→ REQUIREMENT: Return all lines in the material below that contain "DESIGN".

→ THE INPUT:

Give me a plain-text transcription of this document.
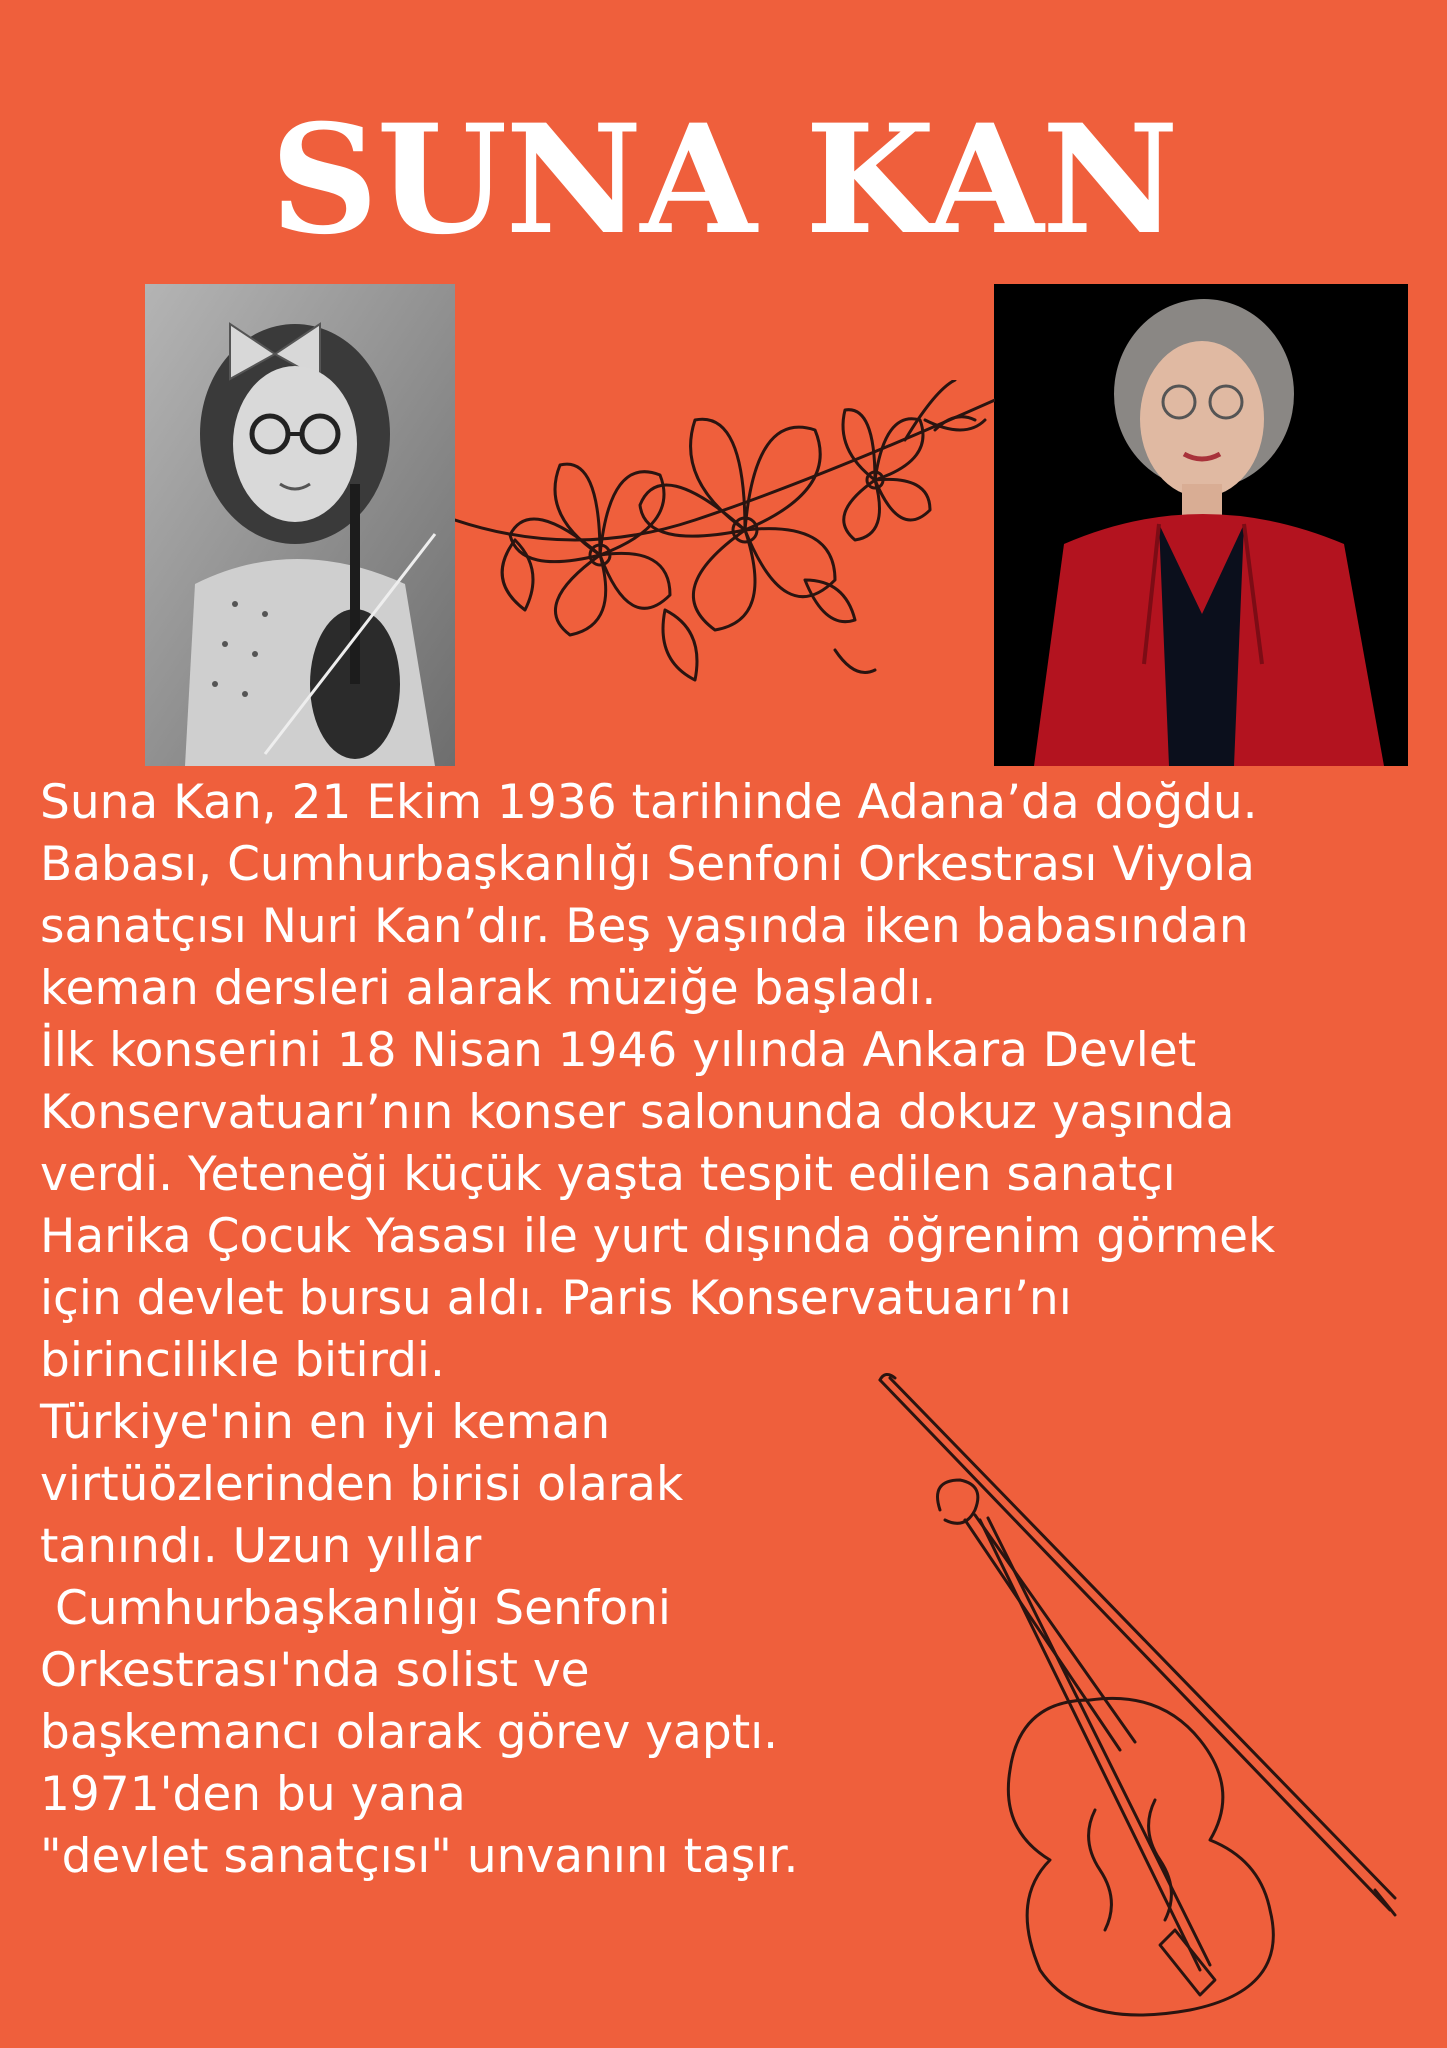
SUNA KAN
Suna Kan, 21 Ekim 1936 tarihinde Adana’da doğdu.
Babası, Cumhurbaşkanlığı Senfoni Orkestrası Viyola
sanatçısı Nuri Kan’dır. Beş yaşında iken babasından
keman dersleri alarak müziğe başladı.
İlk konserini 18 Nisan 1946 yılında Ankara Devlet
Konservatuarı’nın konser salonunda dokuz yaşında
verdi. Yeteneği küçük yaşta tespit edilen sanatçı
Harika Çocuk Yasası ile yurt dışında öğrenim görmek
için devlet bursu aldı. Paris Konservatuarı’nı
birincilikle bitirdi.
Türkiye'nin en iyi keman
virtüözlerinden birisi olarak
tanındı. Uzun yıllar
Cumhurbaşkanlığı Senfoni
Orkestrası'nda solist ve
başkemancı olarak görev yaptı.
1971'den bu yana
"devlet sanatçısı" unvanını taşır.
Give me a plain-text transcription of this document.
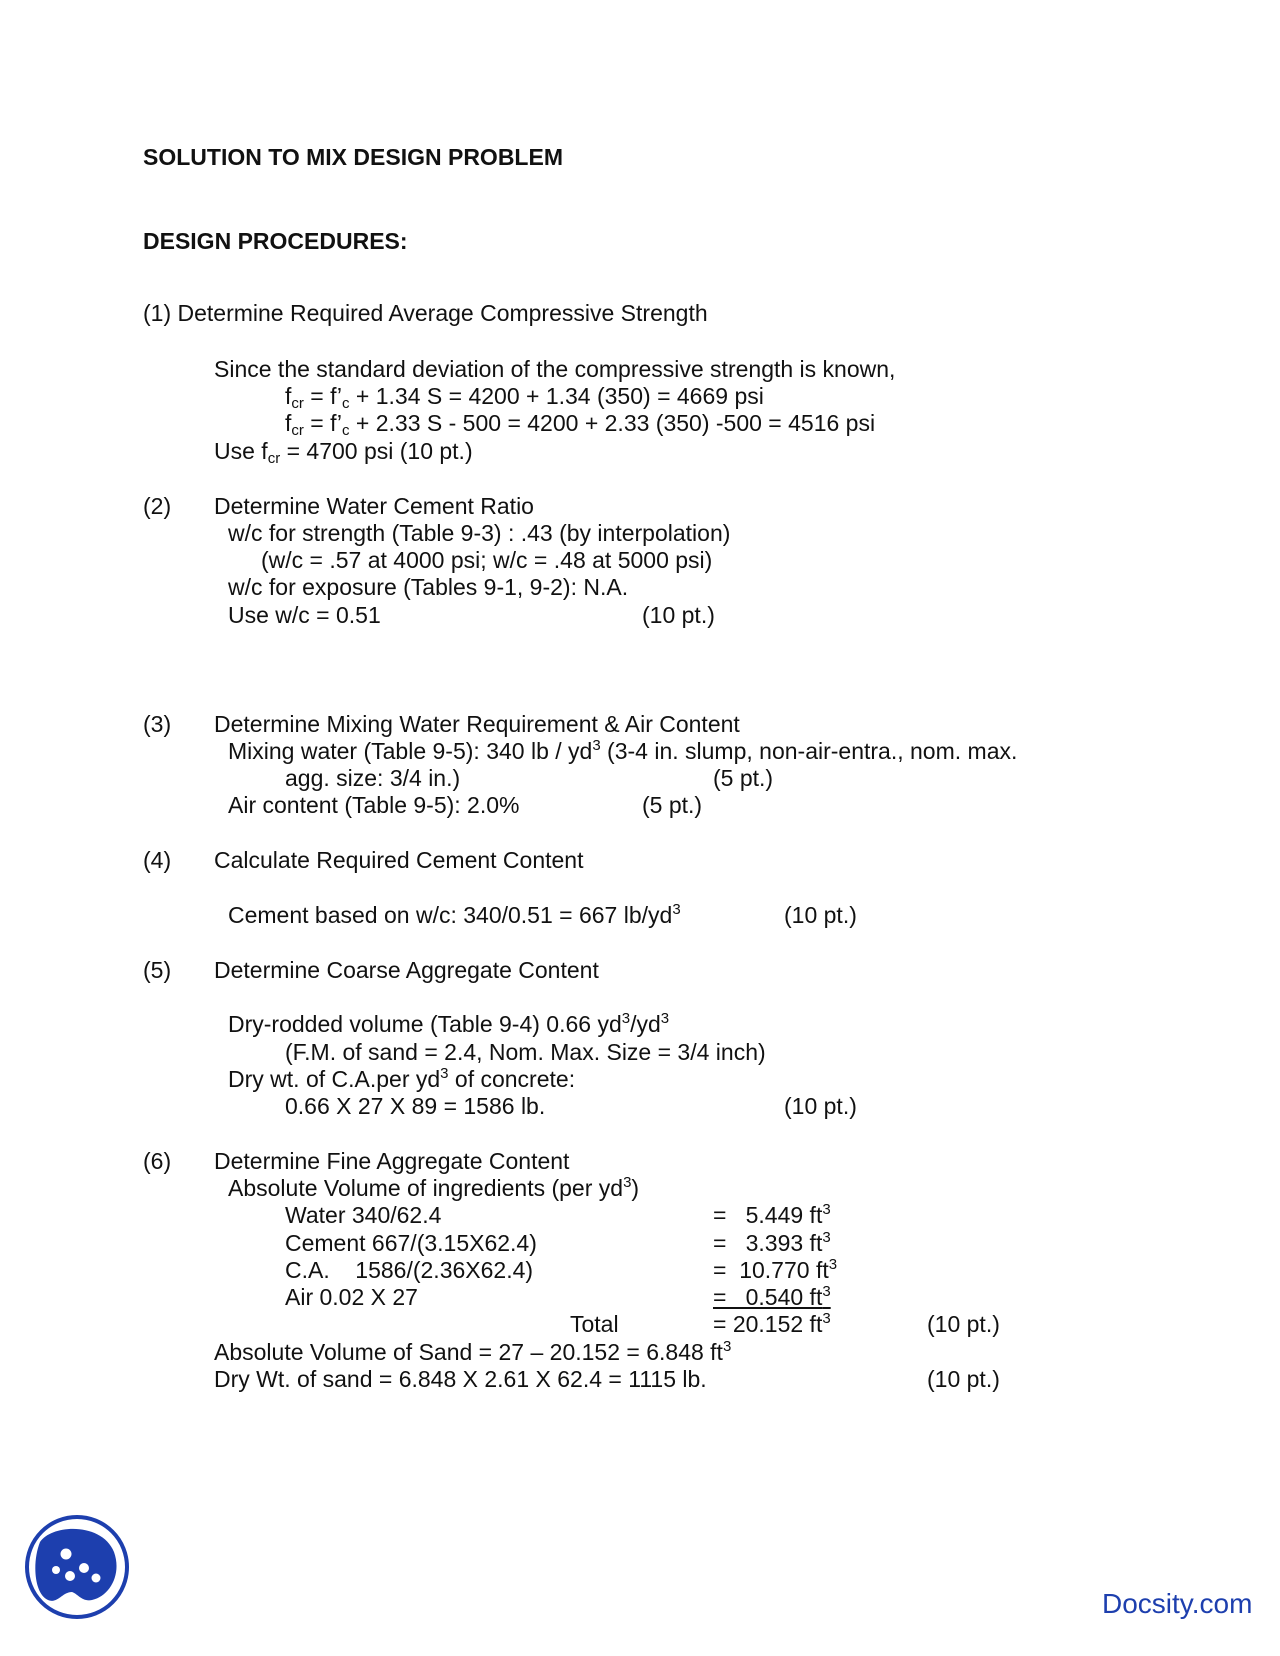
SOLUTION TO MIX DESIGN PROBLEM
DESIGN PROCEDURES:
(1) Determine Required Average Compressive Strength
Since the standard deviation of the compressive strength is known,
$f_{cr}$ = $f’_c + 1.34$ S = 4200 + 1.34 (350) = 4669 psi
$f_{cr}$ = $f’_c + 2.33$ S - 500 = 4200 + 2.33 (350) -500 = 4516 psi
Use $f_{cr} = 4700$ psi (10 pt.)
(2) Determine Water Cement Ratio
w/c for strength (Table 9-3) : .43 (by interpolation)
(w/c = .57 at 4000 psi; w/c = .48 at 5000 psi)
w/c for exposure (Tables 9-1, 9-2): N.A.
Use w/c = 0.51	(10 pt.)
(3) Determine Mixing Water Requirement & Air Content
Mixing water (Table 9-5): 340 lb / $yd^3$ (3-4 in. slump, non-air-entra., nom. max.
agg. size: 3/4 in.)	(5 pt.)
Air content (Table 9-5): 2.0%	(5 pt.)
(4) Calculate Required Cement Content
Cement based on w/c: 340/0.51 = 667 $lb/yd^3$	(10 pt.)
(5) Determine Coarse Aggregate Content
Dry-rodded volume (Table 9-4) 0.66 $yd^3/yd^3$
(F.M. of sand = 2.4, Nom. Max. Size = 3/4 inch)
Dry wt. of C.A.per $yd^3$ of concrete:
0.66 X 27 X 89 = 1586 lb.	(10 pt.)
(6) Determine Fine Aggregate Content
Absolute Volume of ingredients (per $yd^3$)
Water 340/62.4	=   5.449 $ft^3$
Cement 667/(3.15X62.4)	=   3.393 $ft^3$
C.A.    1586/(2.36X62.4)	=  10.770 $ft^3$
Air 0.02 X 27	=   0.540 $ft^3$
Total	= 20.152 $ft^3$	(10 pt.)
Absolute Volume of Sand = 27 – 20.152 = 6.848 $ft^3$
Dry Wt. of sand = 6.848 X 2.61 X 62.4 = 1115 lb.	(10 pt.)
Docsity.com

→ THE SOLUTION:
SOLUTION TO MIX DESIGN PROBLEM
DESIGN PROCEDURES:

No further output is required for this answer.